- [Excerpted passage]
►
There is also the floating point mess. ARM has been used with many floating point units over the years. Right now there is one that is most common and debian at least seem to have decided that the way to go is to build two ports, armel for systems without FPUs (or systems with unsupported FPUs) and armhf for systems with vfp but if vfp falls out of favour then they will be left with either adding yet another port or trying to hack something up. Also afaict there is no easy way to migrate between different debian arm ports without reinstalling.
* and afaict pissing linus off is bad because if he doesn't merge code then it tends to bitrot unless it has very active maintainers.
note: i'm known as plugwash most places but i screwd up registering that here somehow in the past and now can't register
The Kernel isn't the only thing suffering from shoddy support. The ARM backend and code generator for GCC is suboptimal. The GCC __sync_* builtin functions for atomic memory access are unoptimized and call into kernel functions, which isn't always necessary, hopefully this will be fixed with the new C1x/C++0x atomics and memory model. And then the ARM NEON neon intrinsics/builtins implementation is in an absolutely horrendous state, I'm surprised NEON register allocator is even functional.
◄
- [Stated problem 1] Write out the part of the ARM support discussion above, from "There is also" down to "very active maintainers.".
- [Stated problem 2] From the rows below, pick out every line that contains the word "outlet", treating uppercase and lowercase letters as different.

- [Dataset]
►
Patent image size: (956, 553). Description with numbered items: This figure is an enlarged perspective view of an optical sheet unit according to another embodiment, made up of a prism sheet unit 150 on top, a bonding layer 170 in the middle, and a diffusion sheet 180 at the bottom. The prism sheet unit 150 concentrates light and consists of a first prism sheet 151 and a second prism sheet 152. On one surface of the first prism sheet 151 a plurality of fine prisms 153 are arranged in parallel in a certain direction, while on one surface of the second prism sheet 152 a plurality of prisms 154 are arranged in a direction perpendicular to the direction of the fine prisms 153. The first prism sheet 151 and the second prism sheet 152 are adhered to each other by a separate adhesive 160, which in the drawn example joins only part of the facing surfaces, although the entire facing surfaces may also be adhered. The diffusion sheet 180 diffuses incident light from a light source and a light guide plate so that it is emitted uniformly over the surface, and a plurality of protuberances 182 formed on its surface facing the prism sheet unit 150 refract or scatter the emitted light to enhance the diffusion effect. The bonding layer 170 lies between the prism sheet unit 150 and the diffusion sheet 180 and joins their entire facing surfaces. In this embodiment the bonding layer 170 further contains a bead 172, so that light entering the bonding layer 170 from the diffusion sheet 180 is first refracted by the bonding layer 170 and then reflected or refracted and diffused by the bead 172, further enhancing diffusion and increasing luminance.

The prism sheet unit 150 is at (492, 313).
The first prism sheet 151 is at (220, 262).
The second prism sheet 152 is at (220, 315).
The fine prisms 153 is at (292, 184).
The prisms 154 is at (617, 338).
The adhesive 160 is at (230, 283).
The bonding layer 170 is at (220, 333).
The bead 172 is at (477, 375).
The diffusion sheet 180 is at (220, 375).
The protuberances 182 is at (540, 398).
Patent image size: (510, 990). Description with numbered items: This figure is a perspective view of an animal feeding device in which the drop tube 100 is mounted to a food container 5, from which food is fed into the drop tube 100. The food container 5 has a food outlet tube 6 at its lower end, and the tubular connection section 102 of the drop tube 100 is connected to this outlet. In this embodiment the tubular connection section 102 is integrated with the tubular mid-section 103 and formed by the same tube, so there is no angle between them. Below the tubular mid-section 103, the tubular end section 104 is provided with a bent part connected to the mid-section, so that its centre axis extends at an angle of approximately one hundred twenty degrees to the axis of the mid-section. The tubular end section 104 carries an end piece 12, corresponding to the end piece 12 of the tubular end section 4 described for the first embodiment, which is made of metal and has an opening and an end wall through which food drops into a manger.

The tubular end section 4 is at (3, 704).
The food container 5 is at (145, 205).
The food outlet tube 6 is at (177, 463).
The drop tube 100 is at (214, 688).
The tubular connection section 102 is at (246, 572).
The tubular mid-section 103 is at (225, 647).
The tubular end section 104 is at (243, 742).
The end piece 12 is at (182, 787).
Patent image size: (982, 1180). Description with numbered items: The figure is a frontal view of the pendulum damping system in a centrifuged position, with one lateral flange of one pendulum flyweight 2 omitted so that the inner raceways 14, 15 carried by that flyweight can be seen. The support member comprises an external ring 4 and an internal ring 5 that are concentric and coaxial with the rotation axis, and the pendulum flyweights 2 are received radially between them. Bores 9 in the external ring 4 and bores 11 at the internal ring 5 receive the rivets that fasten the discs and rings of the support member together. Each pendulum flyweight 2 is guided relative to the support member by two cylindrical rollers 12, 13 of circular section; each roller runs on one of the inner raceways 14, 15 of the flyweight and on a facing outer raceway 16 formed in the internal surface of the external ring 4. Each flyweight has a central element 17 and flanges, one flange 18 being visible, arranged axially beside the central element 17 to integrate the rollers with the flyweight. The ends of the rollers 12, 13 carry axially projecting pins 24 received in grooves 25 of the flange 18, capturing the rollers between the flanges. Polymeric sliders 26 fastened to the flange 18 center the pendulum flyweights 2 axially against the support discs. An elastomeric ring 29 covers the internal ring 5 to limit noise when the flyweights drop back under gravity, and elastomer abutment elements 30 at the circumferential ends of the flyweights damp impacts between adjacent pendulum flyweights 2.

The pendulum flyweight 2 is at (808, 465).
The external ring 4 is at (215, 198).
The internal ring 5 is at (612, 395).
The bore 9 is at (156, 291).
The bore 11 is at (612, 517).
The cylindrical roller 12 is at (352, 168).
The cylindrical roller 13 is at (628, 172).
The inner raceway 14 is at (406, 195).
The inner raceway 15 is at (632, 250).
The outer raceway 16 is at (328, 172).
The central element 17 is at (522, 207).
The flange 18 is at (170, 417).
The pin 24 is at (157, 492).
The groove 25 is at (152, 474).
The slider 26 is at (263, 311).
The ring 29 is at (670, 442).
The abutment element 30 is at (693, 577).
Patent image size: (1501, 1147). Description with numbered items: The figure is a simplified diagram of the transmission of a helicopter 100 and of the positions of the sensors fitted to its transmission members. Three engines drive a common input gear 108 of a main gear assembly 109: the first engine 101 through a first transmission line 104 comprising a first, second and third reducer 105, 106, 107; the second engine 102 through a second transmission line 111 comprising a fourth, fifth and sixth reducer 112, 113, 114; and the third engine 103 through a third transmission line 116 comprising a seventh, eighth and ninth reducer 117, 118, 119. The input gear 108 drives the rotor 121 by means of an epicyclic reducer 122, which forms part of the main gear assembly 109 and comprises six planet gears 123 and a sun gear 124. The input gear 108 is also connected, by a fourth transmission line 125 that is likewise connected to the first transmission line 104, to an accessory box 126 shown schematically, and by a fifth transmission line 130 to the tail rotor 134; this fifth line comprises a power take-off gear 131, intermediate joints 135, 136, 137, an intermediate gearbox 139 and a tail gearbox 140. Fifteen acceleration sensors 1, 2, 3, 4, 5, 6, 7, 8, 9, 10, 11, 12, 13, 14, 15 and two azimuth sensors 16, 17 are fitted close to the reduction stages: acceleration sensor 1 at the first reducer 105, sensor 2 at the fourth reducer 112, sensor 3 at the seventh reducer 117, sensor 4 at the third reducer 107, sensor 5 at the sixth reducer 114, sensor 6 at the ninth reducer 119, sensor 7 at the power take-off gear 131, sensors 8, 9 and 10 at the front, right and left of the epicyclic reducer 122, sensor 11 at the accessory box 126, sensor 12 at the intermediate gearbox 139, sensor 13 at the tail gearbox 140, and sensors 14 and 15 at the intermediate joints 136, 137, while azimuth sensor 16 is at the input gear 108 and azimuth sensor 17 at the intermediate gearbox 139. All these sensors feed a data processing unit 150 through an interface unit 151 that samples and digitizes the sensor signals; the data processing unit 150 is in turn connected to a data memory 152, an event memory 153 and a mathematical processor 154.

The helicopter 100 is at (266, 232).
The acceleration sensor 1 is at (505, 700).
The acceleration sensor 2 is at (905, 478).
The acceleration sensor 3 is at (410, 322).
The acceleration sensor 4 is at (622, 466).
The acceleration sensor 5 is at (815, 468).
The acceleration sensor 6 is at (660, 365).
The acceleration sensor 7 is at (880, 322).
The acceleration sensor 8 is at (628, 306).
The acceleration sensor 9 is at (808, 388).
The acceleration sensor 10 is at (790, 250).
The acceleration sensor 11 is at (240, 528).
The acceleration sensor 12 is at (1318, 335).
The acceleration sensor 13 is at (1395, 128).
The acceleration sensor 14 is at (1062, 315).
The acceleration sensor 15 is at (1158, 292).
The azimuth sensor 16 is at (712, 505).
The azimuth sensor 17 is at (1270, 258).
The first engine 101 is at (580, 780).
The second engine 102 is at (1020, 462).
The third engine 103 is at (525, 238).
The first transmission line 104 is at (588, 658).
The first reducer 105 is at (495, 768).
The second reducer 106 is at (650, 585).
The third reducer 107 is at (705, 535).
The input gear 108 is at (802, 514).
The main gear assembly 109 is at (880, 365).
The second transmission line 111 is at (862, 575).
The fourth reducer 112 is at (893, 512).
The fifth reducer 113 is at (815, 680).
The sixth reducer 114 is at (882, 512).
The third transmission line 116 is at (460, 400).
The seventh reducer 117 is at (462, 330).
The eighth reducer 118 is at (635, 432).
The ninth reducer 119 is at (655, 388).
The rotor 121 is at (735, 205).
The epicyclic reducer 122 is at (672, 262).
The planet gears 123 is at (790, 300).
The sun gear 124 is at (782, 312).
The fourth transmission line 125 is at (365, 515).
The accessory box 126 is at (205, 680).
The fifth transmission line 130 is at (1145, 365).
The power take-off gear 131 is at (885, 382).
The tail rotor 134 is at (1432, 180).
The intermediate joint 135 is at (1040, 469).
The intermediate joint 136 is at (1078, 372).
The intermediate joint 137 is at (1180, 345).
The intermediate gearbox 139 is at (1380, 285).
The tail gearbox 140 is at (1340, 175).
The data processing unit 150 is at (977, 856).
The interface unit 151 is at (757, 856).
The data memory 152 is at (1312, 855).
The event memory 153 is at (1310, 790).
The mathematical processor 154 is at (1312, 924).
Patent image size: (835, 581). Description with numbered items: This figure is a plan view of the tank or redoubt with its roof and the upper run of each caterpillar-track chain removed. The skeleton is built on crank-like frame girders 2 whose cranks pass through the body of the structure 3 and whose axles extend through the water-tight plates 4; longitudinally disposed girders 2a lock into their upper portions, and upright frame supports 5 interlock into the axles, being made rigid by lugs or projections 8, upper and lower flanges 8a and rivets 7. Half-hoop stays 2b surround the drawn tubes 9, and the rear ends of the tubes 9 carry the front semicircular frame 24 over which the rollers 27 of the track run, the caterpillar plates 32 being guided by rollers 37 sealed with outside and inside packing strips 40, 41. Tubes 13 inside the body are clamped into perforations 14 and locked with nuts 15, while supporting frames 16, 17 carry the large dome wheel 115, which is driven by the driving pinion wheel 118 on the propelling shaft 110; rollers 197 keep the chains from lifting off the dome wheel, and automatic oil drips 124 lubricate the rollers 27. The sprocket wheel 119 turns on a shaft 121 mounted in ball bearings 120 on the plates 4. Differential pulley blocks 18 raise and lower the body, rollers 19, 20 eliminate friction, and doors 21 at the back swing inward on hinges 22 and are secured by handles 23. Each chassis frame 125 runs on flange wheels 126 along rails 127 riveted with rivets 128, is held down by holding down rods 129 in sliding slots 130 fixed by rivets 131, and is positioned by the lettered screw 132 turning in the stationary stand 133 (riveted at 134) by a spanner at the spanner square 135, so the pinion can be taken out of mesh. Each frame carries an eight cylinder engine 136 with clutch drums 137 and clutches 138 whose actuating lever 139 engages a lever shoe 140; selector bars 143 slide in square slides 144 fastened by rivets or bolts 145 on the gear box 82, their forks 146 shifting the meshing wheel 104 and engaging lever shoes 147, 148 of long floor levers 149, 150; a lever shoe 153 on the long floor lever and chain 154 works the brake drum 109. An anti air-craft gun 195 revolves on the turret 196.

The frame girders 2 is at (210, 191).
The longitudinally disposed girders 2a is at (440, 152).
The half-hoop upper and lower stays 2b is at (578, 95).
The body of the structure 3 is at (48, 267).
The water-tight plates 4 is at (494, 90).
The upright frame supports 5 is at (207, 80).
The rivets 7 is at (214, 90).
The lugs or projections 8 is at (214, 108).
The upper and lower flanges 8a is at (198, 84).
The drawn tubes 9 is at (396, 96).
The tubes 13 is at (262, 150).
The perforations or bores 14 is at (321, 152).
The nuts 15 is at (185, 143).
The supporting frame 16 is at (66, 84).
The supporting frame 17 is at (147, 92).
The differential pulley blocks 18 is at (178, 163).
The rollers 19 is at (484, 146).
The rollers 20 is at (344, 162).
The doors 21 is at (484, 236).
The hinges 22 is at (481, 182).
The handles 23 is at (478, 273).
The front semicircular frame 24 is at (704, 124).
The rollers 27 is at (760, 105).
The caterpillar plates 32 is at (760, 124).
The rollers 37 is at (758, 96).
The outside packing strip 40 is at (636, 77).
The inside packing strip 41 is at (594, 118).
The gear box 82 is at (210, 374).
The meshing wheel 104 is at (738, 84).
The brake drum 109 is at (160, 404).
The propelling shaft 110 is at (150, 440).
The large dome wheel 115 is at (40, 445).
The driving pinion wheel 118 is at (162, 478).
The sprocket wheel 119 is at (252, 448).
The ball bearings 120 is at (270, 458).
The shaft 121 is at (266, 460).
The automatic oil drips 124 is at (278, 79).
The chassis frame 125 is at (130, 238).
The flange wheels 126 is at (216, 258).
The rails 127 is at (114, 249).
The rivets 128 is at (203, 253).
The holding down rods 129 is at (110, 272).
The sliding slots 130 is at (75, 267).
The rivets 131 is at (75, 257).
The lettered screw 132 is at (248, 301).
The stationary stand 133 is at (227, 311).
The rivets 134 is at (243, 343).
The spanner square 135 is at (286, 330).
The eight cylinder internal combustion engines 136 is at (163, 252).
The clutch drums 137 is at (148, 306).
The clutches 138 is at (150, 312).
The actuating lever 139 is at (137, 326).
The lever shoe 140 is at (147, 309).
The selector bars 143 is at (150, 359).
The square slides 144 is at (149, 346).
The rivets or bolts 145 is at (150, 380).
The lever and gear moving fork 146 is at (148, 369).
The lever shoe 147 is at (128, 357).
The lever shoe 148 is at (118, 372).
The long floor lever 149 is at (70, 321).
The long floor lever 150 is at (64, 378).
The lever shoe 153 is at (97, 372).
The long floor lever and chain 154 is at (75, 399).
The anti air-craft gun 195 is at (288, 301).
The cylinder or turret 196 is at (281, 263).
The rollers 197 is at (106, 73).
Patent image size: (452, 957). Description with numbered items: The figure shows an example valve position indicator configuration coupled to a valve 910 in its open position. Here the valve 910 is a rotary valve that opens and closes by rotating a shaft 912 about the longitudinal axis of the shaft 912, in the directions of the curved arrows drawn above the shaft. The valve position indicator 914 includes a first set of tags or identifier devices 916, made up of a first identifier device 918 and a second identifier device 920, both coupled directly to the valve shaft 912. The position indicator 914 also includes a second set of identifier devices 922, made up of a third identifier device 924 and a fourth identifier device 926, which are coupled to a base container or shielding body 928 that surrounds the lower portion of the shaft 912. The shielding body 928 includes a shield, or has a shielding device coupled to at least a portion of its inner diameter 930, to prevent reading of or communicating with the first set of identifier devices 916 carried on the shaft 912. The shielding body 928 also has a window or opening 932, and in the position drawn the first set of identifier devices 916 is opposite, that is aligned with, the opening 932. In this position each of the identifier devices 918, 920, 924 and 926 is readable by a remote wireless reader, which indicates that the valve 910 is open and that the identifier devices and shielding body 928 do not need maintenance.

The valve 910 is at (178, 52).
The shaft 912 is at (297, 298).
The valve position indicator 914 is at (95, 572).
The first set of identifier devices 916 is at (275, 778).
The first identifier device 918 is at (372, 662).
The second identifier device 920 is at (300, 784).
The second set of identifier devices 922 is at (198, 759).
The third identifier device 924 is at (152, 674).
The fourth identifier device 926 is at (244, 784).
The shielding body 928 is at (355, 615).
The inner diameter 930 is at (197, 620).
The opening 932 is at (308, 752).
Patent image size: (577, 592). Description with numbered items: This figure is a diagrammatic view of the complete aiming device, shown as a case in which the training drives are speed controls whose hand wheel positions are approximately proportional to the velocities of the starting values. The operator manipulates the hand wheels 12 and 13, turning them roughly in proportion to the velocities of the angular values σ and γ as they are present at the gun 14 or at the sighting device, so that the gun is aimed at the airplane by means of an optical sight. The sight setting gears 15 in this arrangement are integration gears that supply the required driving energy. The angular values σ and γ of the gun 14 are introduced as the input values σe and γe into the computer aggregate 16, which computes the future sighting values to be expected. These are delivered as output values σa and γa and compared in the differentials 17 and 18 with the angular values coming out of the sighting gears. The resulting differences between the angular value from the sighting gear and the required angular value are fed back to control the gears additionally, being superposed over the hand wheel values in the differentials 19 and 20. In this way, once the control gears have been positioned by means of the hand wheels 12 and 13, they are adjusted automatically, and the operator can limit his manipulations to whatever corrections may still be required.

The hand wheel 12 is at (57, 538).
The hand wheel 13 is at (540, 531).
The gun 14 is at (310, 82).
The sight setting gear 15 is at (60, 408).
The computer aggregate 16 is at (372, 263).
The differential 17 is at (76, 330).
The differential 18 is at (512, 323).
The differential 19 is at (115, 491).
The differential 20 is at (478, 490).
◄
- [Exercise response 1]
There is also the floating point mess. ARM has been used with many floating point units over the years. Right now there is one that is most common and debian at least seem to have decided that the way to go is to build two ports, armel for systems without FPUs (or systems with unsupported FPUs) and armhf for systems with vfp but if vfp falls out of favour then they will be left with either adding yet another port or trying to hack something up. Also afaict there is no easy way to migrate between different debian arm ports without reinstalling.
* and afaict pissing linus off is bad because if he doesn't merge code then it tends to bitrot unless it has very active maintainers.

- [Exercise response 2]
Patent image size: (510, 990). Description with numbered items: This figure is a perspective view of an animal feeding device in which the drop tube 100 is mounted to a food container 5, from which food is fed into the drop tube 100. The food container 5 has a food outlet tube 6 at its lower end, and the tubular connection section 102 of the drop tube 100 is connected to this outlet. In this embodiment the tubular connection section 102 is integrated with the tubular mid-section 103 and formed by the same tube, so there is no angle between them. Below the tubular mid-section 103, the tubular end section 104 is provided with a bent part connected to the mid-section, so that its centre axis extends at an angle of approximately one hundred twenty degrees to the axis of the mid-section. The tubular end section 104 carries an end piece 12, corresponding to the end piece 12 of the tubular end section 4 described for the first embodiment, which is made of metal and has an opening and an end wall through which food drops into a manger.
The food outlet tube 6 is at (177, 463).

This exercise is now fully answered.